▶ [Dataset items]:
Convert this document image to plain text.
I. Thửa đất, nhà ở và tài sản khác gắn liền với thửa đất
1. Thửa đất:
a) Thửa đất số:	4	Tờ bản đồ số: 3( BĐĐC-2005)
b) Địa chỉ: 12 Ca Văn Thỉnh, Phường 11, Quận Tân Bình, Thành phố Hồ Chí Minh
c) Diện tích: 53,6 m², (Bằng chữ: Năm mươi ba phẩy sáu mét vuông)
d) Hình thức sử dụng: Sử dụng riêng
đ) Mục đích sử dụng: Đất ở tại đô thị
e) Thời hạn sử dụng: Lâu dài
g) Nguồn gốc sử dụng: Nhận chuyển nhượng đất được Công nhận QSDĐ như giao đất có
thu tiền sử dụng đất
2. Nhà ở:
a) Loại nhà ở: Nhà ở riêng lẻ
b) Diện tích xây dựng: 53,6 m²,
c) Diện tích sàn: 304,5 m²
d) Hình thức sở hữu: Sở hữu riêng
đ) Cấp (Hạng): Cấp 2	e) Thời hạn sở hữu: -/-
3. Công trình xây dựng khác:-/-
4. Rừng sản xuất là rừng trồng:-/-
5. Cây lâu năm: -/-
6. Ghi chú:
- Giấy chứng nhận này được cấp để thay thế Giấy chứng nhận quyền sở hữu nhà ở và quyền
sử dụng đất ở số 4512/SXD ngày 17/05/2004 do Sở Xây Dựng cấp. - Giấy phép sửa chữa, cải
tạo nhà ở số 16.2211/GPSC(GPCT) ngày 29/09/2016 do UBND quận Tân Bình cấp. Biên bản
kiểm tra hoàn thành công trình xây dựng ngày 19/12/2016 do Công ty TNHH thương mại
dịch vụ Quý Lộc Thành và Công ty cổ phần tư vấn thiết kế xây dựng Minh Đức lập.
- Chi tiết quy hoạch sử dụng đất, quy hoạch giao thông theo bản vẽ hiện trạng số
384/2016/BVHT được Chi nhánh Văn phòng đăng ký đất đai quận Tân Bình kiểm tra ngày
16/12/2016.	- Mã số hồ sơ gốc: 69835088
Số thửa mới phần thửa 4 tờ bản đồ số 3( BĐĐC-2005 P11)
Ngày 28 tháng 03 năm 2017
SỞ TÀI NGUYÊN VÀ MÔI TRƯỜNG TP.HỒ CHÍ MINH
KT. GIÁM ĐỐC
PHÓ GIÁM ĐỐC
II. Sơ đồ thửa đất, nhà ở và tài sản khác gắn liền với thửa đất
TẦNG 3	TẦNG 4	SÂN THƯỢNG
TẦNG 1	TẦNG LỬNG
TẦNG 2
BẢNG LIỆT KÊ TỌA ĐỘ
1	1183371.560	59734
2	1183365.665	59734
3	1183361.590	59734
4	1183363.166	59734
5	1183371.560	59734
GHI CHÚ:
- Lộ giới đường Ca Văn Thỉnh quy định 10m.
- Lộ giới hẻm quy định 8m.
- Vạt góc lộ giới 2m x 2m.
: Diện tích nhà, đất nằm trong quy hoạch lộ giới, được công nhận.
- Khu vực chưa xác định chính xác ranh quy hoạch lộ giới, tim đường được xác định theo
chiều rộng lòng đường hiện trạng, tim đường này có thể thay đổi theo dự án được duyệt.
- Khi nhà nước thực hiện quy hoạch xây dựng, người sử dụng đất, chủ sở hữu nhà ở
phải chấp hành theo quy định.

* * *

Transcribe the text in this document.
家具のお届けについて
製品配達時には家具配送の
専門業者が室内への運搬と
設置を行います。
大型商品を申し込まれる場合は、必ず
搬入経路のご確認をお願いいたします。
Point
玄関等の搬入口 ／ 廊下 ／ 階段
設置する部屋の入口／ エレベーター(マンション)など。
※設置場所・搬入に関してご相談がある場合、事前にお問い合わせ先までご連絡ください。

...

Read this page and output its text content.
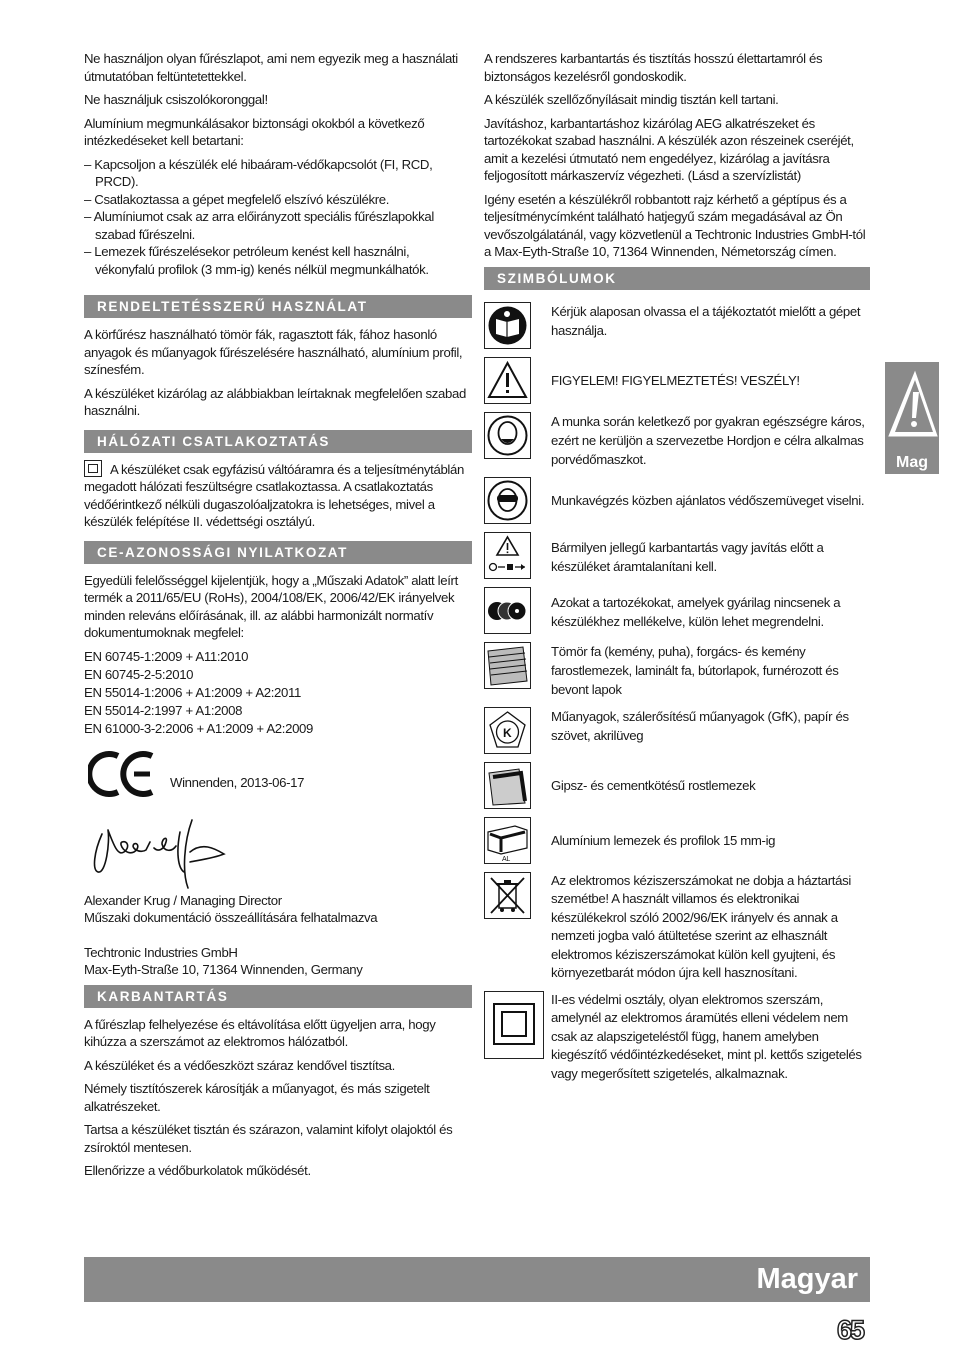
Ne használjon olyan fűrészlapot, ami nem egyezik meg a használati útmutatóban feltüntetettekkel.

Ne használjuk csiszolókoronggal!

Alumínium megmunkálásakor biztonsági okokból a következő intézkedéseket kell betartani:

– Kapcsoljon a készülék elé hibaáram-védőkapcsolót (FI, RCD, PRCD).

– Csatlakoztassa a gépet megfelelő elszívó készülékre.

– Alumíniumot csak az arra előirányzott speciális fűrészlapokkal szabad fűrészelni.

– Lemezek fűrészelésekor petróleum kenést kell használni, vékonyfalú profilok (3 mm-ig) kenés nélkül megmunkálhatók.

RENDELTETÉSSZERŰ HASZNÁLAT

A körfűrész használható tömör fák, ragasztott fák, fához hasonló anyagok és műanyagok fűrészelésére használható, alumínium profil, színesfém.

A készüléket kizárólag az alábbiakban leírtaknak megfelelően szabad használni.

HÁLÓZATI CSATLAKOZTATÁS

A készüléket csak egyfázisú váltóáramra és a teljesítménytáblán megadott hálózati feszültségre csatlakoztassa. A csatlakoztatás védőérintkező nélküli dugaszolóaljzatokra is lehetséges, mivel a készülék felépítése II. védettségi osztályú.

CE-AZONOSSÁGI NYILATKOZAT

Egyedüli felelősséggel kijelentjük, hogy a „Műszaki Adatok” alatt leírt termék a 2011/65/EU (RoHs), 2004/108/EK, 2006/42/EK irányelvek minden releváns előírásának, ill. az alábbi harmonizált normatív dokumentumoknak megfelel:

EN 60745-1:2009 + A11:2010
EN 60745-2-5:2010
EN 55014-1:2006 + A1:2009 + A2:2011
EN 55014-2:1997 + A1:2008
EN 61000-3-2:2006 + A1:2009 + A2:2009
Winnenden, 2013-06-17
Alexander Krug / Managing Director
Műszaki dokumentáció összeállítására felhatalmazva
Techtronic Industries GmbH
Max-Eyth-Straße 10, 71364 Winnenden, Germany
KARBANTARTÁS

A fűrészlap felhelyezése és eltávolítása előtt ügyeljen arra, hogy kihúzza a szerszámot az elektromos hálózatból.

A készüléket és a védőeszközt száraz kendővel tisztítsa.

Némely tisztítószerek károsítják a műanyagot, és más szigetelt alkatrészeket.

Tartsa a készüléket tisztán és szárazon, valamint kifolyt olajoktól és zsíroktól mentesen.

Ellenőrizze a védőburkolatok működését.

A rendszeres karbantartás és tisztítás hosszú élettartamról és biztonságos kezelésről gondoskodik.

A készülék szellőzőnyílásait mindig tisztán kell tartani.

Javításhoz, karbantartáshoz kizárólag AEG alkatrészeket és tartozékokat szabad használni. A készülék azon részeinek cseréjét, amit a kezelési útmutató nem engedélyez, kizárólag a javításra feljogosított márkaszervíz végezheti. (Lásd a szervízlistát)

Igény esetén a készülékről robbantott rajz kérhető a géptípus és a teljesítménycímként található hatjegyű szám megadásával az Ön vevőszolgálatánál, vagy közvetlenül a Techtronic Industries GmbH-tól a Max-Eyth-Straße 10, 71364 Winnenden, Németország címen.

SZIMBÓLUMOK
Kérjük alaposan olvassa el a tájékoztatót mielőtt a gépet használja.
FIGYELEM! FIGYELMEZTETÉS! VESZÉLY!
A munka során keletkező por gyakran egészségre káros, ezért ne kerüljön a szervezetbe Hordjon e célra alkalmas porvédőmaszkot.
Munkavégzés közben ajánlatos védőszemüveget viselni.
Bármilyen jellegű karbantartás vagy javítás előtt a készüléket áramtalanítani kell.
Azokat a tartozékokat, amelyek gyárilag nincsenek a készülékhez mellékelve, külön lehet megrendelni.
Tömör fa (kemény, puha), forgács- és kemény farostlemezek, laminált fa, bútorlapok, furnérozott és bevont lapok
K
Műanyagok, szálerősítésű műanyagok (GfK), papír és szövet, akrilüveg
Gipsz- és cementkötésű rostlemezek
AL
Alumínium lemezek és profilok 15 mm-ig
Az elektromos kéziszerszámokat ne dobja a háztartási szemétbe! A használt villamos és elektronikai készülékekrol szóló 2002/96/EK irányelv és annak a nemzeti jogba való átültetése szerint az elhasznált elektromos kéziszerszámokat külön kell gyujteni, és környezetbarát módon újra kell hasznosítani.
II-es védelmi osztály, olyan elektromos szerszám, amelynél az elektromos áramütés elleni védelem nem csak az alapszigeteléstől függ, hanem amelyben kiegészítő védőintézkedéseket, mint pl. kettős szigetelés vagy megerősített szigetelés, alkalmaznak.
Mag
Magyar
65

▶ [WHAT IS REQUIRED]: Show each line of the data that contains the string "hiện".

▶ [CORRECT RESPONSE]:
- Chi tiết quy hoạch sử dụng đất, quy hoạch giao thông theo bản vẽ hiện trạng số
chiều rộng lòng đường hiện trạng, tim đường này có thể thay đổi theo dự án được duyệt.
- Khi nhà nước thực hiện quy hoạch xây dựng, người sử dụng đất, chủ sở hữu nhà ở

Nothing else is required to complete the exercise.